### Stated task
Read the listing below and copy out every line that holds "first".

============================================================

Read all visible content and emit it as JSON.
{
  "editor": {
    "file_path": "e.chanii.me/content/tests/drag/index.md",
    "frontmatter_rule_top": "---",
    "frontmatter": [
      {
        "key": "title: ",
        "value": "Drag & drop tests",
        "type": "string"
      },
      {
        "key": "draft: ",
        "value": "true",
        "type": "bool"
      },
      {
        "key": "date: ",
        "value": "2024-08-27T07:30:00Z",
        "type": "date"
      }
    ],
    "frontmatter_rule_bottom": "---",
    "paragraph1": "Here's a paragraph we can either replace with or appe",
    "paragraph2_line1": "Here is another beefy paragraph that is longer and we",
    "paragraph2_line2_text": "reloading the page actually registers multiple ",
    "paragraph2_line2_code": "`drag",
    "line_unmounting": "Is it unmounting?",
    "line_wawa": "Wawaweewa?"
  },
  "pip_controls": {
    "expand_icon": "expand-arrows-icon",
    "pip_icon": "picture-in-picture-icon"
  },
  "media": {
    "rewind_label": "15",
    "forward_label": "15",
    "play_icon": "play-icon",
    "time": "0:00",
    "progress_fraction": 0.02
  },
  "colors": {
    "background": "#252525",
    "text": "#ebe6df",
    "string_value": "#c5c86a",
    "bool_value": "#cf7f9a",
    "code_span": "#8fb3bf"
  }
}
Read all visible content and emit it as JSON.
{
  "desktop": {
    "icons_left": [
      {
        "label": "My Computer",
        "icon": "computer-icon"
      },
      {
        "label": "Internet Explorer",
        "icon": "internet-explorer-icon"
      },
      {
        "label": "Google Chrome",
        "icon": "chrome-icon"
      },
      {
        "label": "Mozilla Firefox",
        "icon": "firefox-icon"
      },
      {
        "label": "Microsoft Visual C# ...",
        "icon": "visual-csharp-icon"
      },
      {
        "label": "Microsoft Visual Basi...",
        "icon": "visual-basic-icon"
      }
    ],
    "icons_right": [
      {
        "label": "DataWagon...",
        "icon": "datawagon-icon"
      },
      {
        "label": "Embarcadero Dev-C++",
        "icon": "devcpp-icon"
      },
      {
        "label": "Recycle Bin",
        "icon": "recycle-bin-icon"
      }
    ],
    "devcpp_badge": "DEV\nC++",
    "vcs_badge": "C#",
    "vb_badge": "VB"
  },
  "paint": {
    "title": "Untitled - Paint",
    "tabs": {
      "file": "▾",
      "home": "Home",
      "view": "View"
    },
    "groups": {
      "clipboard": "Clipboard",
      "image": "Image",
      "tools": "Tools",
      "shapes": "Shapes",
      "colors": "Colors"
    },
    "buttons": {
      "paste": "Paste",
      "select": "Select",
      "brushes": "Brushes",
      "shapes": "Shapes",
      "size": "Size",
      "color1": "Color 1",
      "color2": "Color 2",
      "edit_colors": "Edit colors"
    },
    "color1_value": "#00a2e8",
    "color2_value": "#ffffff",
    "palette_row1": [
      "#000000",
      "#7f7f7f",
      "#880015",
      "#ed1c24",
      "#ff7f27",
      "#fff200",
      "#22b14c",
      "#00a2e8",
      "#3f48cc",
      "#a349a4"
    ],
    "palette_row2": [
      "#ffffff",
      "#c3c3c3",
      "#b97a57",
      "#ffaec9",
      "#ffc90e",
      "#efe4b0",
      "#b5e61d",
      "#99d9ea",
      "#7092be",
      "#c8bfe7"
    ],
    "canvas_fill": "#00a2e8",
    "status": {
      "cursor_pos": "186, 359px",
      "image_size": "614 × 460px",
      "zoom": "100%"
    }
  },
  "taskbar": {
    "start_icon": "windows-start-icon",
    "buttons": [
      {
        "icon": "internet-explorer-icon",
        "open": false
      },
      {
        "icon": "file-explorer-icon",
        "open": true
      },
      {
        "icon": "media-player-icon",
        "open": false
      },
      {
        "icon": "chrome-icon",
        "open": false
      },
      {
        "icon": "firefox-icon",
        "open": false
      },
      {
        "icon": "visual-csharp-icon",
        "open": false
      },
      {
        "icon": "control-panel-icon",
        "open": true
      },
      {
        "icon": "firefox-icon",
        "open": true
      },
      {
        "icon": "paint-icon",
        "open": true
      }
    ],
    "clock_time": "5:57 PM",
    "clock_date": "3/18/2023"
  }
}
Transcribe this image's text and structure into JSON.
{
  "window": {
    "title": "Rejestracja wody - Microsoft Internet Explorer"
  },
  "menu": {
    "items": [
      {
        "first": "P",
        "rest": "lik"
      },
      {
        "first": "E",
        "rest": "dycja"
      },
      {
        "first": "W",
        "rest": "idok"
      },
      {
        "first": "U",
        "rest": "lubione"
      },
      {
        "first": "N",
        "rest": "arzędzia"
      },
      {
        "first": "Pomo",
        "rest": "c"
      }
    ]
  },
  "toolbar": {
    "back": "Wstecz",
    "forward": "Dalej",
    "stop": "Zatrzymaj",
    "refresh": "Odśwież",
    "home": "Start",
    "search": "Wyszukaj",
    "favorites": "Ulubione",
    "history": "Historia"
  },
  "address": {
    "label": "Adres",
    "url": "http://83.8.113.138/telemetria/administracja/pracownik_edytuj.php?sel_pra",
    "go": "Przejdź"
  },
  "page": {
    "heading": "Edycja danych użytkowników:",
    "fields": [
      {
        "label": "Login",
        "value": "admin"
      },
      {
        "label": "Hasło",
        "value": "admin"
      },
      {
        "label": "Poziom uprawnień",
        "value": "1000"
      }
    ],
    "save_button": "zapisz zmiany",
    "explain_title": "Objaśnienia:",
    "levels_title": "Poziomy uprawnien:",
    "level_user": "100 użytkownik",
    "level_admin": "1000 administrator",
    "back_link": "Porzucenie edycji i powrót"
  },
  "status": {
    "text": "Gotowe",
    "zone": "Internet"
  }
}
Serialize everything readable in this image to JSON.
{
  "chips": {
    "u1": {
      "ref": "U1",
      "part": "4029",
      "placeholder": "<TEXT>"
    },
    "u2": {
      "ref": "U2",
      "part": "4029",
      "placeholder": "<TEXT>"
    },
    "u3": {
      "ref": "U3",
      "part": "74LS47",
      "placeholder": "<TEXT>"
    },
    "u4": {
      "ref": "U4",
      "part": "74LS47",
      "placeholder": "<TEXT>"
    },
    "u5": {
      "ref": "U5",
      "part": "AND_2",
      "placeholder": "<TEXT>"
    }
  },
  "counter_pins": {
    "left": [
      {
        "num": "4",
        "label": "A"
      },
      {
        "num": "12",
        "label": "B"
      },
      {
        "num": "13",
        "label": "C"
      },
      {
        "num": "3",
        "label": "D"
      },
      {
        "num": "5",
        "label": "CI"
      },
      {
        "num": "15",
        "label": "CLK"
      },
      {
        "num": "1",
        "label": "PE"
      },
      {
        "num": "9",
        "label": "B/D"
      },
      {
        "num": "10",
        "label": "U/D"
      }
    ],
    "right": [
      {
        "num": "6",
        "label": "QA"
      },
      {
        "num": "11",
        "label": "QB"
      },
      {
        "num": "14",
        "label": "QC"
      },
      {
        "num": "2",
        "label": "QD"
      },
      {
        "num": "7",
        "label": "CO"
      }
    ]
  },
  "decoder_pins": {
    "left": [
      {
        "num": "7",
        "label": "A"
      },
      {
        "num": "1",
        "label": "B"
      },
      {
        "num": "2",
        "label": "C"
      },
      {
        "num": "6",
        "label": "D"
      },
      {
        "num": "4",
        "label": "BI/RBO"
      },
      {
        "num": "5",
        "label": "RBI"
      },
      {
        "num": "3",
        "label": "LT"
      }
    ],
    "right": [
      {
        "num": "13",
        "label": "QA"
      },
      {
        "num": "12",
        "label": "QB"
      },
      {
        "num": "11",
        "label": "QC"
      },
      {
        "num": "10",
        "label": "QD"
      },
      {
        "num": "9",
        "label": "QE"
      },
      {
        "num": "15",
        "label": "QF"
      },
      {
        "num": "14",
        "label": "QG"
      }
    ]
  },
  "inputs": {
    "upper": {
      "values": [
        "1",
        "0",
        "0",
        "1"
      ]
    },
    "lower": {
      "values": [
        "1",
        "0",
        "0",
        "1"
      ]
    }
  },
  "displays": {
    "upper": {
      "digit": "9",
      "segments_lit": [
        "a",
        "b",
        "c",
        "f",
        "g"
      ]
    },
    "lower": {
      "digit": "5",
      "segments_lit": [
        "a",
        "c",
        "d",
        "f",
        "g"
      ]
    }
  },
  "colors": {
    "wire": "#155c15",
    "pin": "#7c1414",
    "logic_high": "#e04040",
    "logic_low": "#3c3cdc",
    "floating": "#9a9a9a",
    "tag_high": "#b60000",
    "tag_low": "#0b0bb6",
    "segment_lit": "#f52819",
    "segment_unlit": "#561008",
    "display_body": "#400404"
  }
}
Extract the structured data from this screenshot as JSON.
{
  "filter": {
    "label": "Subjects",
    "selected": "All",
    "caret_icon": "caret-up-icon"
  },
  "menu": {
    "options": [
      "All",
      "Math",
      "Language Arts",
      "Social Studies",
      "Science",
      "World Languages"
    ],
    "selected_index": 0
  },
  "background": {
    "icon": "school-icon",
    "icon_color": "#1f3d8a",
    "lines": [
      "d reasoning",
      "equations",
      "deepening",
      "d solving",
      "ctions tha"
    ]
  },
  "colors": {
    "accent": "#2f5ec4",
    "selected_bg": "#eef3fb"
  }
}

============================================================

### Result below
        "first": "P",
        "first": "E",
        "first": "W",
        "first": "U",
        "first": "N",
        "first": "Pomo",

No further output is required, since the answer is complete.